Deskripsi Tugas: Sajikan setiap baris dari semua item di bawah sebagai daftar bernomor tanpa menyertakan baris kosong. Gambar tidak perlu dimasukkan ke dalam jawaban.

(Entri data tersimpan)
....................

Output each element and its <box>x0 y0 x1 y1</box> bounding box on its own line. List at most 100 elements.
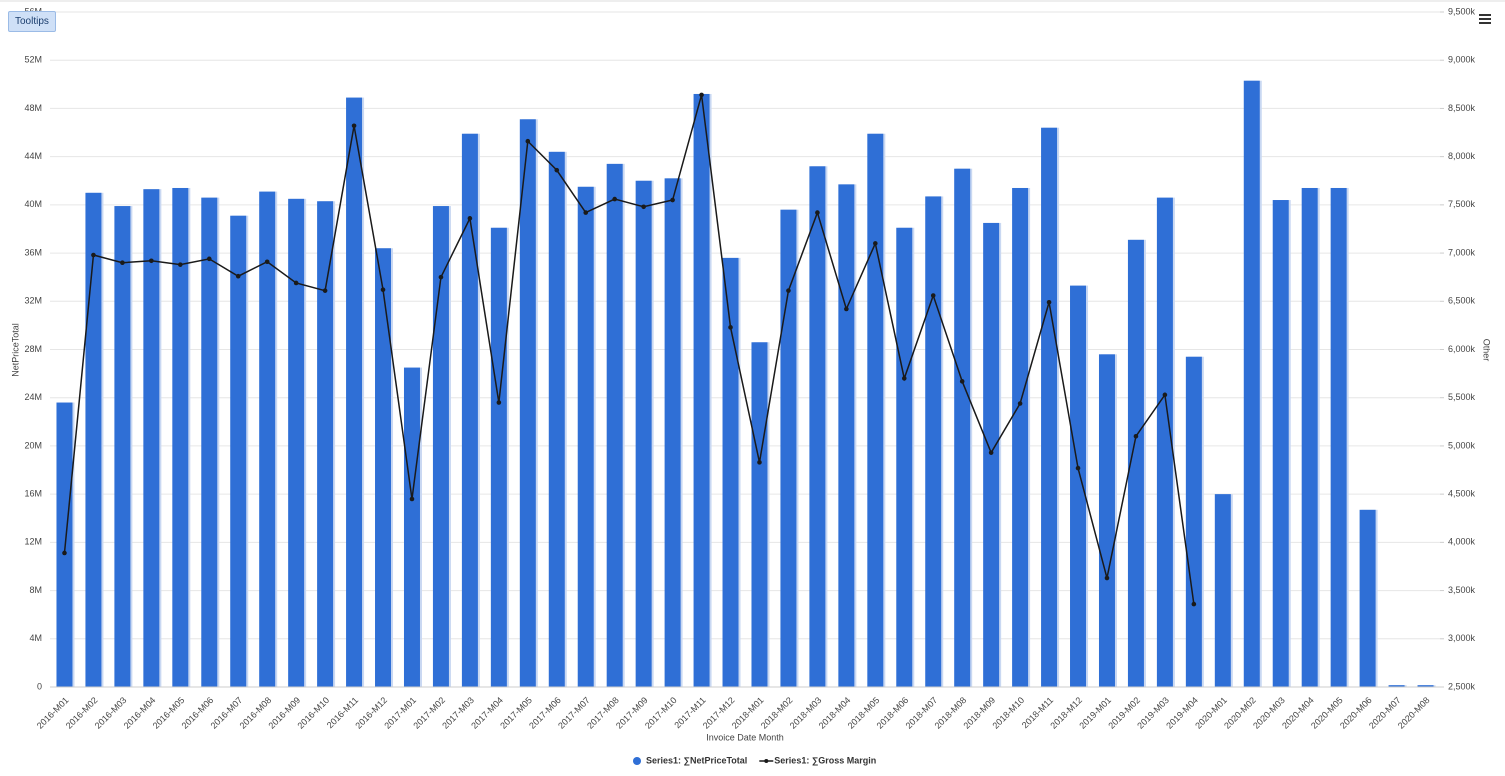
bar <box>85 192 102 687</box>
line-marker <box>612 196 617 202</box>
y2-tick-label: 8,000k <box>1448 151 1476 161</box>
line <box>63 94 1195 605</box>
y-tick-label: 16M <box>24 489 42 499</box>
bar <box>461 133 478 687</box>
bar <box>1156 197 1173 687</box>
bar <box>606 163 623 687</box>
bar <box>1214 494 1231 687</box>
line-marker <box>1046 299 1052 305</box>
line-marker <box>351 123 357 129</box>
line-marker <box>670 197 675 203</box>
line-marker <box>757 460 762 465</box>
bar <box>577 186 594 687</box>
bar <box>114 206 131 687</box>
y2-tick-label: 5,500k <box>1448 392 1476 402</box>
line-marker <box>178 262 183 267</box>
bar <box>1417 685 1434 687</box>
tooltips-button[interactable]: Tooltips <box>8 11 56 32</box>
bar <box>954 168 971 688</box>
bar <box>1185 356 1202 687</box>
line-marker <box>91 252 96 258</box>
y-tick-label: 0 <box>37 681 42 691</box>
line-marker <box>815 210 820 215</box>
bar <box>1041 127 1058 687</box>
bar <box>1388 685 1405 687</box>
line-marker <box>988 450 994 455</box>
legend-swatch <box>764 759 769 763</box>
line-marker <box>728 325 733 330</box>
y-axis-title: NetPriceTotal <box>10 323 20 377</box>
y-tick-label: 40M <box>24 199 42 209</box>
line-marker <box>1191 601 1197 607</box>
y-tick-label: 8M <box>29 585 42 595</box>
bar <box>780 209 797 687</box>
line-marker <box>786 288 791 293</box>
bar <box>1098 354 1115 687</box>
bar <box>1012 187 1029 687</box>
y-tick-label: 24M <box>24 392 42 402</box>
line-marker <box>467 216 473 221</box>
line-marker <box>264 259 270 265</box>
y2-tick-label: 3,500k <box>1448 585 1476 595</box>
bar <box>664 178 681 687</box>
line-marker <box>554 167 560 173</box>
y-tick-label: 44M <box>24 151 42 161</box>
y2-tick-label: 7,000k <box>1448 247 1476 257</box>
bar <box>490 227 507 688</box>
y-tick-label: 36M <box>24 247 42 257</box>
line-marker <box>641 204 646 210</box>
bar <box>548 151 565 688</box>
line-marker <box>844 306 849 312</box>
bar <box>1243 80 1260 687</box>
y-tick-label: 32M <box>24 296 42 306</box>
bar <box>1272 200 1289 688</box>
legend-label: Series1: ∑Gross Margin <box>774 755 876 765</box>
line-marker <box>438 274 444 280</box>
bar <box>1330 187 1347 687</box>
bar <box>867 133 884 687</box>
bar <box>1127 239 1144 687</box>
y2-tick-label: 4,500k <box>1448 489 1476 499</box>
line-marker <box>699 92 704 98</box>
bar <box>56 402 73 687</box>
menu-icon[interactable] <box>1479 14 1491 24</box>
y2-tick-label: 9,500k <box>1448 6 1476 16</box>
line-marker <box>322 288 328 293</box>
legend-label: Series1: ∑NetPriceTotal <box>646 755 747 765</box>
y-tick-label: 20M <box>24 440 42 450</box>
bar <box>403 367 420 687</box>
bar <box>201 197 218 687</box>
line-marker <box>959 379 965 384</box>
line-marker <box>120 260 125 266</box>
y2-tick-label: 4,000k <box>1448 537 1476 547</box>
line-marker <box>496 400 502 405</box>
bar <box>1301 187 1318 687</box>
y2-axis-title: Other <box>1482 339 1492 362</box>
bar <box>722 257 739 687</box>
bar <box>230 215 247 687</box>
y2-tick-label: 8,500k <box>1448 103 1476 113</box>
y-tick-label: 52M <box>24 55 42 65</box>
line-marker <box>235 273 241 279</box>
bar <box>925 196 942 687</box>
legend-swatch <box>633 757 641 765</box>
bar <box>346 97 363 687</box>
line-marker <box>1133 433 1139 439</box>
bar <box>259 191 276 688</box>
y-tick-label: 12M <box>24 537 42 547</box>
y2-tick-label: 6,000k <box>1448 344 1476 354</box>
bar <box>519 119 536 687</box>
line-marker <box>1104 575 1110 581</box>
y-tick-label: 4M <box>29 633 42 643</box>
y2-tick-label: 6,500k <box>1448 296 1476 306</box>
x-tick-label: 2020-M08 <box>1396 695 1432 731</box>
line-marker <box>583 210 589 215</box>
line-marker <box>206 256 212 262</box>
line-marker <box>62 550 67 556</box>
y2-tick-label: 2,500k <box>1448 681 1476 691</box>
bar <box>172 187 189 687</box>
line-marker <box>873 241 878 246</box>
line-marker <box>149 258 154 264</box>
line-marker <box>409 496 415 502</box>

....................

Hasil Latihan Ini:
1. Output each element and its <box>x0 y0 x1 y1</box> bounding box on its own line. List at most 100 elements.
2. bar <box>85 192 102 687</box>
3. line-marker <box>612 196 617 202</box>
4. y2-tick-label: 8,000k <box>1448 151 1476 161</box>
5. line <box>63 94 1195 605</box>
6. y-tick-label: 16M <box>24 489 42 499</box>
7. bar <box>461 133 478 687</box>
8. bar <box>1156 197 1173 687</box>
9. bar <box>606 163 623 687</box>
10. bar <box>1214 494 1231 687</box>
11. line-marker <box>1046 299 1052 305</box>
12. line-marker <box>351 123 357 129</box>
13. line-marker <box>670 197 675 203</box>
14. line-marker <box>757 460 762 465</box>
15. bar <box>577 186 594 687</box>
16. bar <box>114 206 131 687</box>
17. y2-tick-label: 5,500k <box>1448 392 1476 402</box>
18. line-marker <box>178 262 183 267</box>
19. bar <box>1417 685 1434 687</box>
20. tooltips-button[interactable]: Tooltips <box>8 11 56 32</box>
21. bar <box>954 168 971 688</box>
22. bar <box>1185 356 1202 687</box>
23. line-marker <box>91 252 96 258</box>
24. y-tick-label: 0 <box>37 681 42 691</box>
25. line-marker <box>815 210 820 215</box>
26. bar <box>1041 127 1058 687</box>
27. bar <box>1388 685 1405 687</box>
28. line-marker <box>988 450 994 455</box>
29. legend-swatch <box>764 759 769 763</box>
30. line-marker <box>728 325 733 330</box>
31. y-axis-title: NetPriceTotal <box>10 323 20 377</box>
32. y-tick-label: 40M <box>24 199 42 209</box>
33. line-marker <box>1191 601 1197 607</box>
34. y-tick-label: 8M <box>29 585 42 595</box>
35. bar <box>780 209 797 687</box>
36. line-marker <box>786 288 791 293</box>
37. bar <box>1098 354 1115 687</box>
38. bar <box>1012 187 1029 687</box>
39. y-tick-label: 24M <box>24 392 42 402</box>
40. line-marker <box>467 216 473 221</box>
41. line-marker <box>264 259 270 265</box>
42. y2-tick-label: 3,500k <box>1448 585 1476 595</box>
43. bar <box>664 178 681 687</box>
44. line-marker <box>554 167 560 173</box>
45. y-tick-label: 44M <box>24 151 42 161</box>
46. y2-tick-label: 7,000k <box>1448 247 1476 257</box>
47. bar <box>490 227 507 688</box>
48. y-tick-label: 36M <box>24 247 42 257</box>
49. line-marker <box>641 204 646 210</box>
50. bar <box>548 151 565 688</box>
51. line-marker <box>844 306 849 312</box>
52. bar <box>1243 80 1260 687</box>
53. y-tick-label: 32M <box>24 296 42 306</box>
54. bar <box>1272 200 1289 688</box>
55. legend-label: Series1: ∑Gross Margin <box>774 755 876 765</box>
56. line-marker <box>438 274 444 280</box>
57. bar <box>1330 187 1347 687</box>
58. bar <box>867 133 884 687</box>
59. bar <box>1127 239 1144 687</box>
60. y2-tick-label: 4,500k <box>1448 489 1476 499</box>
61. line-marker <box>699 92 704 98</box>
62. bar <box>56 402 73 687</box>
63. menu-icon[interactable] <box>1479 14 1491 24</box>
64. y2-tick-label: 9,500k <box>1448 6 1476 16</box>
65. line-marker <box>322 288 328 293</box>
66. legend-label: Series1: ∑NetPriceTotal <box>646 755 747 765</box>
67. y-tick-label: 20M <box>24 440 42 450</box>
68. bar <box>403 367 420 687</box>
69. bar <box>201 197 218 687</box>
70. line-marker <box>959 379 965 384</box>
71. line-marker <box>120 260 125 266</box>
72. y2-tick-label: 4,000k <box>1448 537 1476 547</box>
73. line-marker <box>496 400 502 405</box>
74. bar <box>1301 187 1318 687</box>
75. y2-axis-title: Other <box>1482 339 1492 362</box>
76. bar <box>722 257 739 687</box>
77. bar <box>230 215 247 687</box>
78. y2-tick-label: 8,500k <box>1448 103 1476 113</box>
79. y-tick-label: 52M <box>24 55 42 65</box>
80. line-marker <box>235 273 241 279</box>
81. bar <box>925 196 942 687</box>
82. legend-swatch <box>633 757 641 765</box>
83. bar <box>346 97 363 687</box>
84. line-marker <box>1133 433 1139 439</box>
85. bar <box>259 191 276 688</box>
86. y-tick-label: 12M <box>24 537 42 547</box>
87. y2-tick-label: 6,000k <box>1448 344 1476 354</box>
88. bar <box>519 119 536 687</box>
89. line-marker <box>1104 575 1110 581</box>
90. y-tick-label: 4M <box>29 633 42 643</box>
91. y2-tick-label: 6,500k <box>1448 296 1476 306</box>
92. x-tick-label: 2020-M08 <box>1396 695 1432 731</box>
93. line-marker <box>583 210 589 215</box>
94. line-marker <box>206 256 212 262</box>
95. line-marker <box>62 550 67 556</box>
96. y2-tick-label: 2,500k <box>1448 681 1476 691</box>
97. bar <box>172 187 189 687</box>
98. line-marker <box>873 241 878 246</box>
99. line-marker <box>149 258 154 264</box>
100. line-marker <box>409 496 415 502</box>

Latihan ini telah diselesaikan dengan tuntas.